Extracts from a graphics dataset
···
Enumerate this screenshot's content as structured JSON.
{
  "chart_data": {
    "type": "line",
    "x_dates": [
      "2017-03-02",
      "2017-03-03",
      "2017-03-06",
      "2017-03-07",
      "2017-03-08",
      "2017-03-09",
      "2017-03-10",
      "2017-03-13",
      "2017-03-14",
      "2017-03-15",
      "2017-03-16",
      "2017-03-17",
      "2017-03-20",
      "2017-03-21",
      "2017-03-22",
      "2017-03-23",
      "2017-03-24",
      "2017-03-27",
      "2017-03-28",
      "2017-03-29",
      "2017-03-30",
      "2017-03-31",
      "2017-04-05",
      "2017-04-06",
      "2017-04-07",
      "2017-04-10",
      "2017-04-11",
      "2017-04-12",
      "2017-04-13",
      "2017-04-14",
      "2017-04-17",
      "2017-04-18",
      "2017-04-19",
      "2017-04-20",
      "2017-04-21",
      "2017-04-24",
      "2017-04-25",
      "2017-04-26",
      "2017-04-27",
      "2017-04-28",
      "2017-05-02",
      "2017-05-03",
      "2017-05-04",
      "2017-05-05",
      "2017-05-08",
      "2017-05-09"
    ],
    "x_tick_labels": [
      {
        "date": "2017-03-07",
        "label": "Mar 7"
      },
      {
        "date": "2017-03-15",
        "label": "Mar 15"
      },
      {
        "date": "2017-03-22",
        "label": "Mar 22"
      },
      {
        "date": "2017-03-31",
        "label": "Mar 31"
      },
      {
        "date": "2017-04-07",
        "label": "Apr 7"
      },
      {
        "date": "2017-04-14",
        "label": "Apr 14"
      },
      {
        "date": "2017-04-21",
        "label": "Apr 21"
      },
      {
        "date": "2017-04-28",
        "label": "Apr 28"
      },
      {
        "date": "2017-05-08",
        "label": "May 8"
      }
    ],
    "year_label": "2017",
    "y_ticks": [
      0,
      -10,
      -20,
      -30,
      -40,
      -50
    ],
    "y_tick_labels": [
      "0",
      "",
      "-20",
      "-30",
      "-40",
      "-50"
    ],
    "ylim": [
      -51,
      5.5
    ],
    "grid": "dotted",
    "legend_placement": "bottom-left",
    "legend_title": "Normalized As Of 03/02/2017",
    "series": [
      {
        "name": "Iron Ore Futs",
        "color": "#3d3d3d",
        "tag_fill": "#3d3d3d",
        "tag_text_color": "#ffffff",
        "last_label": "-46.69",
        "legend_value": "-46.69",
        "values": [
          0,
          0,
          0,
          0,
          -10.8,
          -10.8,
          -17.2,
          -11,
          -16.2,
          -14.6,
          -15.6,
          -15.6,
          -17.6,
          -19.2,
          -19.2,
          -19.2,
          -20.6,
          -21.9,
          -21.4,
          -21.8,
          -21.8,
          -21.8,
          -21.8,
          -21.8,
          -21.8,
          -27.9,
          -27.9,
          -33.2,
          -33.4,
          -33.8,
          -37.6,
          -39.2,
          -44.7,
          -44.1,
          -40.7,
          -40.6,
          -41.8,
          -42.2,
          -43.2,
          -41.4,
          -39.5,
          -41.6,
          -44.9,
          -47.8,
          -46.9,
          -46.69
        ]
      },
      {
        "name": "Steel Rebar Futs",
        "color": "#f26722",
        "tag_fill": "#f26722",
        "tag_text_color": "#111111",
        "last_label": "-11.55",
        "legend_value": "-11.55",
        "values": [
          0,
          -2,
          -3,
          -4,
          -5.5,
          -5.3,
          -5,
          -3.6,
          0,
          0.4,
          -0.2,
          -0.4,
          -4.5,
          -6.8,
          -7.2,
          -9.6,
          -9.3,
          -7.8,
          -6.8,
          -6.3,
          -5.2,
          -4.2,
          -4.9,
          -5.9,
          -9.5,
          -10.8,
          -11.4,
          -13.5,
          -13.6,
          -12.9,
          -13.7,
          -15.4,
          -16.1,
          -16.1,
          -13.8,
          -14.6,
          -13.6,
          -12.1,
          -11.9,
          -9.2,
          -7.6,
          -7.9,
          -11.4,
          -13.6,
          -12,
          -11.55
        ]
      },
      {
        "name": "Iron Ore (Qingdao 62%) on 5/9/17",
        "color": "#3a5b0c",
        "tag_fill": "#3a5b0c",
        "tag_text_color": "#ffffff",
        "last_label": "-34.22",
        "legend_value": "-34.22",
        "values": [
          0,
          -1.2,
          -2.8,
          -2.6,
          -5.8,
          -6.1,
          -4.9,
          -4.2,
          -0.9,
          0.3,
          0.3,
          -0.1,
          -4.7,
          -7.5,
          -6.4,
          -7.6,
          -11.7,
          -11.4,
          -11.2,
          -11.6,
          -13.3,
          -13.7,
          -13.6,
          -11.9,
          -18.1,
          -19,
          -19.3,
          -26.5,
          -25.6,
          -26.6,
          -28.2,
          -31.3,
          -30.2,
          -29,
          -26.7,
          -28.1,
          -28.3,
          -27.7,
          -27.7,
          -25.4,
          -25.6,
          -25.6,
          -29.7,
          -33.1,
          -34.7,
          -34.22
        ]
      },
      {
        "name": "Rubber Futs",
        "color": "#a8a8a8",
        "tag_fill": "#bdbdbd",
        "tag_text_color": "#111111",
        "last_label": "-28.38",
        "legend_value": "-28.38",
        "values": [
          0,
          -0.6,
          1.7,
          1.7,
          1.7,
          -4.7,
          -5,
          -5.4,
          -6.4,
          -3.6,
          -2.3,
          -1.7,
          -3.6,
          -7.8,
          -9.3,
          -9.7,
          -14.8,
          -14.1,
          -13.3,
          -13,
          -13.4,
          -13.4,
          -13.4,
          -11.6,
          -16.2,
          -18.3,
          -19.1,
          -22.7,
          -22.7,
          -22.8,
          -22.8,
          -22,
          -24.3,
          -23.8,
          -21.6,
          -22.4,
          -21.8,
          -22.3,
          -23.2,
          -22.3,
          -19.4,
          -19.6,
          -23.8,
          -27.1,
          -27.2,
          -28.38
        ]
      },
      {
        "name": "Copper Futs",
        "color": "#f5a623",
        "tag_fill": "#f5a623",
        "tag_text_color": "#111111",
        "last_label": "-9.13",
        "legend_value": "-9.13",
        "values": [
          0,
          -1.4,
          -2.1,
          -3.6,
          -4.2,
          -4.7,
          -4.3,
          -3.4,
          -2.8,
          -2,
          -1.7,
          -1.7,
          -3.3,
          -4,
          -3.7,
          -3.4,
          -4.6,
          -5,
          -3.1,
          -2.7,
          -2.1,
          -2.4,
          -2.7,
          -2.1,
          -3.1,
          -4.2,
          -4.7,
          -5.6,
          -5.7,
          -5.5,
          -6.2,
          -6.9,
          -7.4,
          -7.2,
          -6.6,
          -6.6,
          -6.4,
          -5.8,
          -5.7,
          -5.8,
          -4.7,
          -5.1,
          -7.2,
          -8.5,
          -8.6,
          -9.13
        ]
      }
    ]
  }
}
···
*GIVEN REQUEST*
Repeat every entry word for word.

*EXERCISE SOLUTION*
Enumerate this screenshot's content as structured JSON.
{
  "chart_data": {
    "type": "line",
    "x_dates": [
      "2017-03-02",
      "2017-03-03",
      "2017-03-06",
      "2017-03-07",
      "2017-03-08",
      "2017-03-09",
      "2017-03-10",
      "2017-03-13",
      "2017-03-14",
      "2017-03-15",
      "2017-03-16",
      "2017-03-17",
      "2017-03-20",
      "2017-03-21",
      "2017-03-22",
      "2017-03-23",
      "2017-03-24",
      "2017-03-27",
      "2017-03-28",
      "2017-03-29",
      "2017-03-30",
      "2017-03-31",
      "2017-04-05",
      "2017-04-06",
      "2017-04-07",
      "2017-04-10",
      "2017-04-11",
      "2017-04-12",
      "2017-04-13",
      "2017-04-14",
      "2017-04-17",
      "2017-04-18",
      "2017-04-19",
      "2017-04-20",
      "2017-04-21",
      "2017-04-24",
      "2017-04-25",
      "2017-04-26",
      "2017-04-27",
      "2017-04-28",
      "2017-05-02",
      "2017-05-03",
      "2017-05-04",
      "2017-05-05",
      "2017-05-08",
      "2017-05-09"
    ],
    "x_tick_labels": [
      {
        "date": "2017-03-07",
        "label": "Mar 7"
      },
      {
        "date": "2017-03-15",
        "label": "Mar 15"
      },
      {
        "date": "2017-03-22",
        "label": "Mar 22"
      },
      {
        "date": "2017-03-31",
        "label": "Mar 31"
      },
      {
        "date": "2017-04-07",
        "label": "Apr 7"
      },
      {
        "date": "2017-04-14",
        "label": "Apr 14"
      },
      {
        "date": "2017-04-21",
        "label": "Apr 21"
      },
      {
        "date": "2017-04-28",
        "label": "Apr 28"
      },
      {
        "date": "2017-05-08",
        "label": "May 8"
      }
    ],
    "year_label": "2017",
    "y_ticks": [
      0,
      -10,
      -20,
      -30,
      -40,
      -50
    ],
    "y_tick_labels": [
      "0",
      "",
      "-20",
      "-30",
      "-40",
      "-50"
    ],
    "ylim": [
      -51,
      5.5
    ],
    "grid": "dotted",
    "legend_placement": "bottom-left",
    "legend_title": "Normalized As Of 03/02/2017",
    "series": [
      {
        "name": "Iron Ore Futs",
        "color": "#3d3d3d",
        "tag_fill": "#3d3d3d",
        "tag_text_color": "#ffffff",
        "last_label": "-46.69",
        "legend_value": "-46.69",
        "values": [
          0,
          0,
          0,
          0,
          -10.8,
          -10.8,
          -17.2,
          -11,
          -16.2,
          -14.6,
          -15.6,
          -15.6,
          -17.6,
          -19.2,
          -19.2,
          -19.2,
          -20.6,
          -21.9,
          -21.4,
          -21.8,
          -21.8,
          -21.8,
          -21.8,
          -21.8,
          -21.8,
          -27.9,
          -27.9,
          -33.2,
          -33.4,
          -33.8,
          -37.6,
          -39.2,
          -44.7,
          -44.1,
          -40.7,
          -40.6,
          -41.8,
          -42.2,
          -43.2,
          -41.4,
          -39.5,
          -41.6,
          -44.9,
          -47.8,
          -46.9,
          -46.69
        ]
      },
      {
        "name": "Steel Rebar Futs",
        "color": "#f26722",
        "tag_fill": "#f26722",
        "tag_text_color": "#111111",
        "last_label": "-11.55",
        "legend_value": "-11.55",
        "values": [
          0,
          -2,
          -3,
          -4,
          -5.5,
          -5.3,
          -5,
          -3.6,
          0,
          0.4,
          -0.2,
          -0.4,
          -4.5,
          -6.8,
          -7.2,
          -9.6,
          -9.3,
          -7.8,
          -6.8,
          -6.3,
          -5.2,
          -4.2,
          -4.9,
          -5.9,
          -9.5,
          -10.8,
          -11.4,
          -13.5,
          -13.6,
          -12.9,
          -13.7,
          -15.4,
          -16.1,
          -16.1,
          -13.8,
          -14.6,
          -13.6,
          -12.1,
          -11.9,
          -9.2,
          -7.6,
          -7.9,
          -11.4,
          -13.6,
          -12,
          -11.55
        ]
      },
      {
        "name": "Iron Ore (Qingdao 62%) on 5/9/17",
        "color": "#3a5b0c",
        "tag_fill": "#3a5b0c",
        "tag_text_color": "#ffffff",
        "last_label": "-34.22",
        "legend_value": "-34.22",
        "values": [
          0,
          -1.2,
          -2.8,
          -2.6,
          -5.8,
          -6.1,
          -4.9,
          -4.2,
          -0.9,
          0.3,
          0.3,
          -0.1,
          -4.7,
          -7.5,
          -6.4,
          -7.6,
          -11.7,
          -11.4,
          -11.2,
          -11.6,
          -13.3,
          -13.7,
          -13.6,
          -11.9,
          -18.1,
          -19,
          -19.3,
          -26.5,
          -25.6,
          -26.6,
          -28.2,
          -31.3,
          -30.2,
          -29,
          -26.7,
          -28.1,
          -28.3,
          -27.7,
          -27.7,
          -25.4,
          -25.6,
          -25.6,
          -29.7,
          -33.1,
          -34.7,
          -34.22
        ]
      },
      {
        "name": "Rubber Futs",
        "color": "#a8a8a8",
        "tag_fill": "#bdbdbd",
        "tag_text_color": "#111111",
        "last_label": "-28.38",
        "legend_value": "-28.38",
        "values": [
          0,
          -0.6,
          1.7,
          1.7,
          1.7,
          -4.7,
          -5,
          -5.4,
          -6.4,
          -3.6,
          -2.3,
          -1.7,
          -3.6,
          -7.8,
          -9.3,
          -9.7,
          -14.8,
          -14.1,
          -13.3,
          -13,
          -13.4,
          -13.4,
          -13.4,
          -11.6,
          -16.2,
          -18.3,
          -19.1,
          -22.7,
          -22.7,
          -22.8,
          -22.8,
          -22,
          -24.3,
          -23.8,
          -21.6,
          -22.4,
          -21.8,
          -22.3,
          -23.2,
          -22.3,
          -19.4,
          -19.6,
          -23.8,
          -27.1,
          -27.2,
          -28.38
        ]
      },
      {
        "name": "Copper Futs",
        "color": "#f5a623",
        "tag_fill": "#f5a623",
        "tag_text_color": "#111111",
        "last_label": "-9.13",
        "legend_value": "-9.13",
        "values": [
          0,
          -1.4,
          -2.1,
          -3.6,
          -4.2,
          -4.7,
          -4.3,
          -3.4,
          -2.8,
          -2,
          -1.7,
          -1.7,
          -3.3,
          -4,
          -3.7,
          -3.4,
          -4.6,
          -5,
          -3.1,
          -2.7,
          -2.1,
          -2.4,
          -2.7,
          -2.1,
          -3.1,
          -4.2,
          -4.7,
          -5.6,
          -5.7,
          -5.5,
          -6.2,
          -6.9,
          -7.4,
          -7.2,
          -6.6,
          -6.6,
          -6.4,
          -5.8,
          -5.7,
          -5.8,
          -4.7,
          -5.1,
          -7.2,
          -8.5,
          -8.6,
          -9.13
        ]
      }
    ]
  }
}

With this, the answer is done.